** YOUR INSTRUCTIONS **
Collect every line in the records below that contains the word "Umschlagen".
++++++++++++++++++++
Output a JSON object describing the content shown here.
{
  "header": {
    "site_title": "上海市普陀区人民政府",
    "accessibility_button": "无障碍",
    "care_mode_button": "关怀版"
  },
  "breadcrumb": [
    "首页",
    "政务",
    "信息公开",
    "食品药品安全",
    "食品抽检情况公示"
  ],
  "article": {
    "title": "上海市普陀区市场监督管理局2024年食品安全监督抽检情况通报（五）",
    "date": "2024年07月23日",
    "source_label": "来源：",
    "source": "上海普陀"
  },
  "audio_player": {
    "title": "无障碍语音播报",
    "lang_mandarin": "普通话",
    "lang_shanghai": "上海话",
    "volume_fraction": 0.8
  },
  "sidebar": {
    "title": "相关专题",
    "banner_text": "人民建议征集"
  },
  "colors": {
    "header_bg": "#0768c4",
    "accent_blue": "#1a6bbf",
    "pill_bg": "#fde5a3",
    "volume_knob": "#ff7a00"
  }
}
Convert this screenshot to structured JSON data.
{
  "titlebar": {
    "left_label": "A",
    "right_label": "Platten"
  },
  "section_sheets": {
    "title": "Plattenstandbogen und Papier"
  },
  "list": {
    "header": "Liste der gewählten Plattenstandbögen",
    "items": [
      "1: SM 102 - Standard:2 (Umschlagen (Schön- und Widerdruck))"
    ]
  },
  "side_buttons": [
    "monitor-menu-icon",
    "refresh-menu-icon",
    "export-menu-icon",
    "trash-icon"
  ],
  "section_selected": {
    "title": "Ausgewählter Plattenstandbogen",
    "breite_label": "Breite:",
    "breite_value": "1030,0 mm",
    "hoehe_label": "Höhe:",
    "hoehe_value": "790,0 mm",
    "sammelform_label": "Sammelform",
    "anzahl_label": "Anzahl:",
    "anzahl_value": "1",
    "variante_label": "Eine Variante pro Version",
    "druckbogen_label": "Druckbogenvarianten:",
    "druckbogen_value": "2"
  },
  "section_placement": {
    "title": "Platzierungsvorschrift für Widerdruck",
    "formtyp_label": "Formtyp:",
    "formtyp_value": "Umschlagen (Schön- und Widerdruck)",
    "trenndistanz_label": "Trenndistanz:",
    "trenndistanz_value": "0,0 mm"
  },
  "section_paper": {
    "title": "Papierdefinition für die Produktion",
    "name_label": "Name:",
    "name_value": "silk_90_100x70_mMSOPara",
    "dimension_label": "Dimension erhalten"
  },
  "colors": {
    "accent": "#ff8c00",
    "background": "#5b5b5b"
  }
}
++++++++++++++++++++
** RESULT OF THE TASK **
      "1: SM 102 - Standard:2 (Umschlagen (Schön- und Widerdruck))"
    "formtyp_value": "Umschlagen (Schön- und Widerdruck)",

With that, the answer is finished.